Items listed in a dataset
------------------------------------------------------------
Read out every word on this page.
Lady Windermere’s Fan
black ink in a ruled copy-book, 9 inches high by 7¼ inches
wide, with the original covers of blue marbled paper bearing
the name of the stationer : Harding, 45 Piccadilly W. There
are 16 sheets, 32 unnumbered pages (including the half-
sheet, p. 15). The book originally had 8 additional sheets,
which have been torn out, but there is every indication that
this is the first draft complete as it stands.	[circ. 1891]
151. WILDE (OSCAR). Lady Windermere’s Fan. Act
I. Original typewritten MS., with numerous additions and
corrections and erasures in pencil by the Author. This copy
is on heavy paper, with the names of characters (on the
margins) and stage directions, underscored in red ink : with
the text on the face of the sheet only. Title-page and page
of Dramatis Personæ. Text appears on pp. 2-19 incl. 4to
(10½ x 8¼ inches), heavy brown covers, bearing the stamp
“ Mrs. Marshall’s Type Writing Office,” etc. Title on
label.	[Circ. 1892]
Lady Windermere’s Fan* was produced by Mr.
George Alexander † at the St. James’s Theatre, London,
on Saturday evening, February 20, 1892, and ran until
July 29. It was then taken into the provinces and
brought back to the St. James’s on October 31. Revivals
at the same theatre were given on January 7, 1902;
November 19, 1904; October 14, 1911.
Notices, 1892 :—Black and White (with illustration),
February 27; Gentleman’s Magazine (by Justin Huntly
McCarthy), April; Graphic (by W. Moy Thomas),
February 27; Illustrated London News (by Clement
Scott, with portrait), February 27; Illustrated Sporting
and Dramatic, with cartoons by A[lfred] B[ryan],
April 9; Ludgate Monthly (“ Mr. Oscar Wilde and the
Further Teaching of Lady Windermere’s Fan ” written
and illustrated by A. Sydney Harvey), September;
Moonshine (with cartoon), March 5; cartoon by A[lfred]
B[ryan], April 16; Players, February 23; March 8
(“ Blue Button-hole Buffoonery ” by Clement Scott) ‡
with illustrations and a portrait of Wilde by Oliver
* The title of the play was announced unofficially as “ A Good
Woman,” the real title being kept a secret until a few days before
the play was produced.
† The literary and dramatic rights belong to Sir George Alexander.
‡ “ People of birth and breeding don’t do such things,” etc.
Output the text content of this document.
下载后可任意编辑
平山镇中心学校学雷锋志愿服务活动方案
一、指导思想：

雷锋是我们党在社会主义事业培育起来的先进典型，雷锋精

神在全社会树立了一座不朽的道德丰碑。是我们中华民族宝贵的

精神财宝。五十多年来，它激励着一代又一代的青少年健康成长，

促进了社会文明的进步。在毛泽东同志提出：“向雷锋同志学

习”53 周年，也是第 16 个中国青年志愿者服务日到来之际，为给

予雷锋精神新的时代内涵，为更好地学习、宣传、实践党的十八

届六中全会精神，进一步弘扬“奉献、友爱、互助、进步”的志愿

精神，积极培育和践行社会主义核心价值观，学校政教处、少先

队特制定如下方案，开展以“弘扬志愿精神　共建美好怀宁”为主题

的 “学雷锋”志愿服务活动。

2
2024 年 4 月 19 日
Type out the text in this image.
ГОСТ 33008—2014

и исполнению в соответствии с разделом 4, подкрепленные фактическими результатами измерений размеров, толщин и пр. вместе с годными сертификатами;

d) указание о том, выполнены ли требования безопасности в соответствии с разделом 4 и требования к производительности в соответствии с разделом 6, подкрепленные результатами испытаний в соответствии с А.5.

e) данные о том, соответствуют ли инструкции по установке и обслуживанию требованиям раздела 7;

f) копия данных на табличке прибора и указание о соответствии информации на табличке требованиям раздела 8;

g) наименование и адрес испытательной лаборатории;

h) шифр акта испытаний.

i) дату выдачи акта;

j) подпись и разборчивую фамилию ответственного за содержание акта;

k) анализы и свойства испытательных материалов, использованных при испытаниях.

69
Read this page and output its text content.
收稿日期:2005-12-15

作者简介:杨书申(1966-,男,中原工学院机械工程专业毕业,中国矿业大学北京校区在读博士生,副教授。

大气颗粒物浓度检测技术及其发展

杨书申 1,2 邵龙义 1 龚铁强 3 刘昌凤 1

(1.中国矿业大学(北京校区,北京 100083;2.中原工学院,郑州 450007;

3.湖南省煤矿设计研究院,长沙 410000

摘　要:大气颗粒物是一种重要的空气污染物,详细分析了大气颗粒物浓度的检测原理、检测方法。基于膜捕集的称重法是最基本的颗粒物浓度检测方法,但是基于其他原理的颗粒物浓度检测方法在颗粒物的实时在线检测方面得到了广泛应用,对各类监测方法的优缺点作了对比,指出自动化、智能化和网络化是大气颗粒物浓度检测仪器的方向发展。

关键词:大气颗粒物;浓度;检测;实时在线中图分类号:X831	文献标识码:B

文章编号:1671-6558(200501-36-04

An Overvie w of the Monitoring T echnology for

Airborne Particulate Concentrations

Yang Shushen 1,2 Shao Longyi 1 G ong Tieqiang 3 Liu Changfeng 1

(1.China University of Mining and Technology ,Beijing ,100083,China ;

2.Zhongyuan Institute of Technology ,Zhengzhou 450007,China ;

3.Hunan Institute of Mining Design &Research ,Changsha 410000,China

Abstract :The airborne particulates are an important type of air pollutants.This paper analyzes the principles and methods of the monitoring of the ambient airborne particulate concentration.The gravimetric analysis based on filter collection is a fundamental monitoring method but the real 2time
------------------------------------------------------------
» Problem description: Count each line of the entries that holds the word "подкрепленные", then state the total and nothing more.

» Full answer: 2